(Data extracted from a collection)
----------
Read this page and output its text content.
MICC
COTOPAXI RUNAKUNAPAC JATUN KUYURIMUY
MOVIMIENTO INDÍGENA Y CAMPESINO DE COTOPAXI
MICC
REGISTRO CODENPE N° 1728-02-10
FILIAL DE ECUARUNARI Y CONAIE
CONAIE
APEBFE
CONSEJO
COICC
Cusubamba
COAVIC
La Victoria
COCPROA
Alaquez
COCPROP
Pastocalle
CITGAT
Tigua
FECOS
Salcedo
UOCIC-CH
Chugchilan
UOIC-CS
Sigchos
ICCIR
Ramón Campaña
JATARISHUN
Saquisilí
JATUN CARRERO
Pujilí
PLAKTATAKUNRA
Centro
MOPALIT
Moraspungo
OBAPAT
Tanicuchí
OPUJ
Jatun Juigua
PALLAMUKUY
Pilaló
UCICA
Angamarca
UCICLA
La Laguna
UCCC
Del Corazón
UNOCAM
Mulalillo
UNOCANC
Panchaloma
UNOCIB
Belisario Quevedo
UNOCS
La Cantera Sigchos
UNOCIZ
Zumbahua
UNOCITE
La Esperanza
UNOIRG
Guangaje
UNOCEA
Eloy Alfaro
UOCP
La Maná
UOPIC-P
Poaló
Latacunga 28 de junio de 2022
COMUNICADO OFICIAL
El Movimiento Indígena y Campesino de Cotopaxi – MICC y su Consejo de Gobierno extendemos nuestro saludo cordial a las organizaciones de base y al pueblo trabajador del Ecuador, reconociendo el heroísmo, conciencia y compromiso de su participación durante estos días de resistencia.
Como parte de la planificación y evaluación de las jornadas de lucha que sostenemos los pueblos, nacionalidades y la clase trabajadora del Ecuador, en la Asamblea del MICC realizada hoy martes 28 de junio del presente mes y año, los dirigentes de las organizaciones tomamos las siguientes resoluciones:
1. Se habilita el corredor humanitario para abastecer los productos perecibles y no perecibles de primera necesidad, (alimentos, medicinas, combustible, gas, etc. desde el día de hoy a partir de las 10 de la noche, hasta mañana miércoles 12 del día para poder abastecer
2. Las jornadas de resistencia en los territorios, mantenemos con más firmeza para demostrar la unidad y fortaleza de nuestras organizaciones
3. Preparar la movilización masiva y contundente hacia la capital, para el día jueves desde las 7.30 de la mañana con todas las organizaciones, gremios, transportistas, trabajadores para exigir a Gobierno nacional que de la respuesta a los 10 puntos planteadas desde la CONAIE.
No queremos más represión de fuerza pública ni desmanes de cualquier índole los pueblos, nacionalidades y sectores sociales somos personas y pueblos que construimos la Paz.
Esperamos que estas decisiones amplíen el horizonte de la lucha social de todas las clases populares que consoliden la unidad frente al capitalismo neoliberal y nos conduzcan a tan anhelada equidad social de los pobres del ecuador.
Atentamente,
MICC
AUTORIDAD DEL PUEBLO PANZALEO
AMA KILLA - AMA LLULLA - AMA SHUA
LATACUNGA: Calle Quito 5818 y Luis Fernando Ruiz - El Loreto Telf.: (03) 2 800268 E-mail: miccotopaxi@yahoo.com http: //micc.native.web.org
----------
OBJECTIVE —
Extract the complete listing verbatim.

ANSWER TO THIS PROBLEM —
Read this page and output its text content.
MICC
COTOPAXI RUNAKUNAPAC JATUN KUYURIMUY
MOVIMIENTO INDÍGENA Y CAMPESINO DE COTOPAXI
MICC
REGISTRO CODENPE N° 1728-02-10
FILIAL DE ECUARUNARI Y CONAIE
CONAIE
APEBFE
CONSEJO
COICC
Cusubamba
COAVIC
La Victoria
COCPROA
Alaquez
COCPROP
Pastocalle
CITGAT
Tigua
FECOS
Salcedo
UOCIC-CH
Chugchilan
UOIC-CS
Sigchos
ICCIR
Ramón Campaña
JATARISHUN
Saquisilí
JATUN CARRERO
Pujilí
PLAKTATAKUNRA
Centro
MOPALIT
Moraspungo
OBAPAT
Tanicuchí
OPUJ
Jatun Juigua
PALLAMUKUY
Pilaló
UCICA
Angamarca
UCICLA
La Laguna
UCCC
Del Corazón
UNOCAM
Mulalillo
UNOCANC
Panchaloma
UNOCIB
Belisario Quevedo
UNOCS
La Cantera Sigchos
UNOCIZ
Zumbahua
UNOCITE
La Esperanza
UNOIRG
Guangaje
UNOCEA
Eloy Alfaro
UOCP
La Maná
UOPIC-P
Poaló
Latacunga 28 de junio de 2022
COMUNICADO OFICIAL
El Movimiento Indígena y Campesino de Cotopaxi – MICC y su Consejo de Gobierno extendemos nuestro saludo cordial a las organizaciones de base y al pueblo trabajador del Ecuador, reconociendo el heroísmo, conciencia y compromiso de su participación durante estos días de resistencia.
Como parte de la planificación y evaluación de las jornadas de lucha que sostenemos los pueblos, nacionalidades y la clase trabajadora del Ecuador, en la Asamblea del MICC realizada hoy martes 28 de junio del presente mes y año, los dirigentes de las organizaciones tomamos las siguientes resoluciones:
1. Se habilita el corredor humanitario para abastecer los productos perecibles y no perecibles de primera necesidad, (alimentos, medicinas, combustible, gas, etc. desde el día de hoy a partir de las 10 de la noche, hasta mañana miércoles 12 del día para poder abastecer
2. Las jornadas de resistencia en los territorios, mantenemos con más firmeza para demostrar la unidad y fortaleza de nuestras organizaciones
3. Preparar la movilización masiva y contundente hacia la capital, para el día jueves desde las 7.30 de la mañana con todas las organizaciones, gremios, transportistas, trabajadores para exigir a Gobierno nacional que de la respuesta a los 10 puntos planteadas desde la CONAIE.
No queremos más represión de fuerza pública ni desmanes de cualquier índole los pueblos, nacionalidades y sectores sociales somos personas y pueblos que construimos la Paz.
Esperamos que estas decisiones amplíen el horizonte de la lucha social de todas las clases populares que consoliden la unidad frente al capitalismo neoliberal y nos conduzcan a tan anhelada equidad social de los pobres del ecuador.
Atentamente,
MICC
AUTORIDAD DEL PUEBLO PANZALEO
AMA KILLA - AMA LLULLA - AMA SHUA
LATACUNGA: Calle Quito 5818 y Luis Fernando Ruiz - El Loreto Telf.: (03) 2 800268 E-mail: miccotopaxi@yahoo.com http: //micc.native.web.org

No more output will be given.